Saved data entries:
=====
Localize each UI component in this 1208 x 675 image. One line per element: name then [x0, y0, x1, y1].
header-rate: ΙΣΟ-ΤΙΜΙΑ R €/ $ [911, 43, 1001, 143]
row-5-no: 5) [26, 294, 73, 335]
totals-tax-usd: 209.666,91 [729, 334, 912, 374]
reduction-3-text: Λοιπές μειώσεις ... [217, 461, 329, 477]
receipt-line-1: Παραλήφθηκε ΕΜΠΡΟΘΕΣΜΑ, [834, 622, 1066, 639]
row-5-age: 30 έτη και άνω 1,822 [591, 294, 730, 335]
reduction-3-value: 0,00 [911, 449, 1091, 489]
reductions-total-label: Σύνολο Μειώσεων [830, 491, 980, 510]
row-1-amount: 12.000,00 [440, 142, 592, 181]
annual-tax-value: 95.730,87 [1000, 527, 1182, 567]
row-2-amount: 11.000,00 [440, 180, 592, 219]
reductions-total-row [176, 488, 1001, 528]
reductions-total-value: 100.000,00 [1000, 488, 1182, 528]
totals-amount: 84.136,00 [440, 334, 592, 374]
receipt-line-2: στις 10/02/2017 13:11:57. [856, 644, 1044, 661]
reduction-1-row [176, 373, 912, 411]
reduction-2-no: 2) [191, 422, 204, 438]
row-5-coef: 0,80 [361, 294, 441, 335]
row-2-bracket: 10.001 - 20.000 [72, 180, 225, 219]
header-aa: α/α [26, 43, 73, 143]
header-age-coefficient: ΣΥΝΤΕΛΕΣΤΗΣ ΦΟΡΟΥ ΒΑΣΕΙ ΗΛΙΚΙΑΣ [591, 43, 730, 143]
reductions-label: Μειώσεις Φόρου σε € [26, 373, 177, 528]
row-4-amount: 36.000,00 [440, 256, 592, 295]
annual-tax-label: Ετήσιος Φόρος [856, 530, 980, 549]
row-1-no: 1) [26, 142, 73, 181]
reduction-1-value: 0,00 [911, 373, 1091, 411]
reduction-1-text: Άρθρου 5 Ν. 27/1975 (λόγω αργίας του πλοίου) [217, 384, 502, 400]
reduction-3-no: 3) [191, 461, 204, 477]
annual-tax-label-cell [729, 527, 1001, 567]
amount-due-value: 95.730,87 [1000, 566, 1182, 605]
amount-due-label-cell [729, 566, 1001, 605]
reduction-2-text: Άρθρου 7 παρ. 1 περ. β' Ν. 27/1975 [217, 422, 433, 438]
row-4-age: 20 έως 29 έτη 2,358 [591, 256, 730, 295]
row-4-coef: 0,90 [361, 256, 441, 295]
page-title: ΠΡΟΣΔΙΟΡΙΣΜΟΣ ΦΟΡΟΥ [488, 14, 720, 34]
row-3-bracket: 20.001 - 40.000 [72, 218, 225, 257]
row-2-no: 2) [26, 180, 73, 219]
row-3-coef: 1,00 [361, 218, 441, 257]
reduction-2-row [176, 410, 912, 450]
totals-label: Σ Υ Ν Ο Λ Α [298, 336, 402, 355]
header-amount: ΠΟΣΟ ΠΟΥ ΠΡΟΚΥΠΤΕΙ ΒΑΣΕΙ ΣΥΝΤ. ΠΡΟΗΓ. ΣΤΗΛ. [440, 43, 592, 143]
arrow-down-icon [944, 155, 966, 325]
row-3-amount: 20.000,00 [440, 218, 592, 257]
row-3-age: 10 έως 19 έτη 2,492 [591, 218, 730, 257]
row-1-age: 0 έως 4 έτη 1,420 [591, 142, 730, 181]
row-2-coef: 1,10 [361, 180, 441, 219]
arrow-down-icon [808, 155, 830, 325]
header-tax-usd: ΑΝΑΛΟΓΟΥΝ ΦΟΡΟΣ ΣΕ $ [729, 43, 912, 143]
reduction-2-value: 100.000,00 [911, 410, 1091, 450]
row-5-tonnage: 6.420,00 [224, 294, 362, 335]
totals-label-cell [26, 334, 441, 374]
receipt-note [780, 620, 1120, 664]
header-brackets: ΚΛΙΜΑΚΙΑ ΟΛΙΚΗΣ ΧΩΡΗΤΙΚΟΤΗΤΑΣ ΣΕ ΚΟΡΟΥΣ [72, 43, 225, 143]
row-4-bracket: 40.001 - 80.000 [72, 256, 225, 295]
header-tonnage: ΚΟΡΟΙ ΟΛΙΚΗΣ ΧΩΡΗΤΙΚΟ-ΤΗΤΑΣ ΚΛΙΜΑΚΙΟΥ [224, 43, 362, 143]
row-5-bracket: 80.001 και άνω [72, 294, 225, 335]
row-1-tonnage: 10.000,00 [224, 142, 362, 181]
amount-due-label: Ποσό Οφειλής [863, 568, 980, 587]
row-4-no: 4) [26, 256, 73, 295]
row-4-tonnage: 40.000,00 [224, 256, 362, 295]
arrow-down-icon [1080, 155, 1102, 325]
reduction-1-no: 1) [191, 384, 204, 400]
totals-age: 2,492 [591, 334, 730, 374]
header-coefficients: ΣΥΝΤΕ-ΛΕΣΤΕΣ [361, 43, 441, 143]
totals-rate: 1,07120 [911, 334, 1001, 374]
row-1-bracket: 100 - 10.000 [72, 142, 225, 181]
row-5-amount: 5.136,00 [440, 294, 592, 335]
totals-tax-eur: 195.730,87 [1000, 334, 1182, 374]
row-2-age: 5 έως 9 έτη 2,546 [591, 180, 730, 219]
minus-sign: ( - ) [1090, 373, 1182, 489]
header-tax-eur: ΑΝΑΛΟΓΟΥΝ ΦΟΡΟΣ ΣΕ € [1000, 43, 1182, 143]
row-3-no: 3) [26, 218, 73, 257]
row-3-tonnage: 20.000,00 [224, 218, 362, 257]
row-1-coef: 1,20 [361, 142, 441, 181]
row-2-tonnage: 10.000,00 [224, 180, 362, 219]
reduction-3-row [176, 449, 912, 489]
=====
### Direction
Render each line of the items as a numbered list, omitting any blank lines.

### Solution to this problem
1. Localize each UI component in this 1208 x 675 image. One line per element: name then [x0, y0, x1, y1].
2. header-rate: ΙΣΟ-ΤΙΜΙΑ R €/ $ [911, 43, 1001, 143]
3. row-5-no: 5) [26, 294, 73, 335]
4. totals-tax-usd: 209.666,91 [729, 334, 912, 374]
5. reduction-3-text: Λοιπές μειώσεις ... [217, 461, 329, 477]
6. receipt-line-1: Παραλήφθηκε ΕΜΠΡΟΘΕΣΜΑ, [834, 622, 1066, 639]
7. row-5-age: 30 έτη και άνω 1,822 [591, 294, 730, 335]
8. reduction-3-value: 0,00 [911, 449, 1091, 489]
9. reductions-total-label: Σύνολο Μειώσεων [830, 491, 980, 510]
10. row-1-amount: 12.000,00 [440, 142, 592, 181]
11. annual-tax-value: 95.730,87 [1000, 527, 1182, 567]
12. row-2-amount: 11.000,00 [440, 180, 592, 219]
13. reductions-total-row [176, 488, 1001, 528]
14. reductions-total-value: 100.000,00 [1000, 488, 1182, 528]
15. totals-amount: 84.136,00 [440, 334, 592, 374]
16. receipt-line-2: στις 10/02/2017 13:11:57. [856, 644, 1044, 661]
17. reduction-1-row [176, 373, 912, 411]
18. reduction-2-no: 2) [191, 422, 204, 438]
19. row-5-coef: 0,80 [361, 294, 441, 335]
20. row-2-bracket: 10.001 - 20.000 [72, 180, 225, 219]
21. header-aa: α/α [26, 43, 73, 143]
22. header-age-coefficient: ΣΥΝΤΕΛΕΣΤΗΣ ΦΟΡΟΥ ΒΑΣΕΙ ΗΛΙΚΙΑΣ [591, 43, 730, 143]
23. reductions-label: Μειώσεις Φόρου σε € [26, 373, 177, 528]
24. row-4-amount: 36.000,00 [440, 256, 592, 295]
25. annual-tax-label: Ετήσιος Φόρος [856, 530, 980, 549]
26. row-1-no: 1) [26, 142, 73, 181]
27. reduction-1-value: 0,00 [911, 373, 1091, 411]
28. reduction-1-text: Άρθρου 5 Ν. 27/1975 (λόγω αργίας του πλοίου) [217, 384, 502, 400]
29. reduction-3-no: 3) [191, 461, 204, 477]
30. annual-tax-label-cell [729, 527, 1001, 567]
31. amount-due-value: 95.730,87 [1000, 566, 1182, 605]
32. amount-due-label-cell [729, 566, 1001, 605]
33. reduction-2-text: Άρθρου 7 παρ. 1 περ. β' Ν. 27/1975 [217, 422, 433, 438]
34. row-4-age: 20 έως 29 έτη 2,358 [591, 256, 730, 295]
35. row-4-coef: 0,90 [361, 256, 441, 295]
36. page-title: ΠΡΟΣΔΙΟΡΙΣΜΟΣ ΦΟΡΟΥ [488, 14, 720, 34]
37. row-3-bracket: 20.001 - 40.000 [72, 218, 225, 257]
38. row-2-no: 2) [26, 180, 73, 219]
39. row-3-coef: 1,00 [361, 218, 441, 257]
40. reduction-2-row [176, 410, 912, 450]
41. totals-label: Σ Υ Ν Ο Λ Α [298, 336, 402, 355]
42. header-amount: ΠΟΣΟ ΠΟΥ ΠΡΟΚΥΠΤΕΙ ΒΑΣΕΙ ΣΥΝΤ. ΠΡΟΗΓ. ΣΤΗΛ. [440, 43, 592, 143]
43. arrow-down-icon [944, 155, 966, 325]
44. row-3-amount: 20.000,00 [440, 218, 592, 257]
45. row-3-age: 10 έως 19 έτη 2,492 [591, 218, 730, 257]
46. row-1-age: 0 έως 4 έτη 1,420 [591, 142, 730, 181]
47. row-2-coef: 1,10 [361, 180, 441, 219]
48. arrow-down-icon [808, 155, 830, 325]
49. header-tax-usd: ΑΝΑΛΟΓΟΥΝ ΦΟΡΟΣ ΣΕ $ [729, 43, 912, 143]
50. reduction-2-value: 100.000,00 [911, 410, 1091, 450]
51. row-5-tonnage: 6.420,00 [224, 294, 362, 335]
52. totals-label-cell [26, 334, 441, 374]
53. receipt-note [780, 620, 1120, 664]
54. header-brackets: ΚΛΙΜΑΚΙΑ ΟΛΙΚΗΣ ΧΩΡΗΤΙΚΟΤΗΤΑΣ ΣΕ ΚΟΡΟΥΣ [72, 43, 225, 143]
55. row-4-bracket: 40.001 - 80.000 [72, 256, 225, 295]
56. header-tonnage: ΚΟΡΟΙ ΟΛΙΚΗΣ ΧΩΡΗΤΙΚΟ-ΤΗΤΑΣ ΚΛΙΜΑΚΙΟΥ [224, 43, 362, 143]
57. row-5-bracket: 80.001 και άνω [72, 294, 225, 335]
58. row-1-tonnage: 10.000,00 [224, 142, 362, 181]
59. amount-due-label: Ποσό Οφειλής [863, 568, 980, 587]
60. row-4-no: 4) [26, 256, 73, 295]
61. row-4-tonnage: 40.000,00 [224, 256, 362, 295]
62. arrow-down-icon [1080, 155, 1102, 325]
63. reduction-1-no: 1) [191, 384, 204, 400]
64. totals-age: 2,492 [591, 334, 730, 374]
65. header-coefficients: ΣΥΝΤΕ-ΛΕΣΤΕΣ [361, 43, 441, 143]
66. totals-rate: 1,07120 [911, 334, 1001, 374]
67. row-1-bracket: 100 - 10.000 [72, 142, 225, 181]
68. row-5-amount: 5.136,00 [440, 294, 592, 335]
69. totals-tax-eur: 195.730,87 [1000, 334, 1182, 374]
70. row-2-age: 5 έως 9 έτη 2,546 [591, 180, 730, 219]
71. minus-sign: ( - ) [1090, 373, 1182, 489]
72. header-tax-eur: ΑΝΑΛΟΓΟΥΝ ΦΟΡΟΣ ΣΕ € [1000, 43, 1182, 143]
73. row-3-no: 3) [26, 218, 73, 257]
74. row-3-tonnage: 20.000,00 [224, 218, 362, 257]
75. row-1-coef: 1,20 [361, 142, 441, 181]
76. row-2-tonnage: 10.000,00 [224, 180, 362, 219]
77. reduction-3-row [176, 449, 912, 489]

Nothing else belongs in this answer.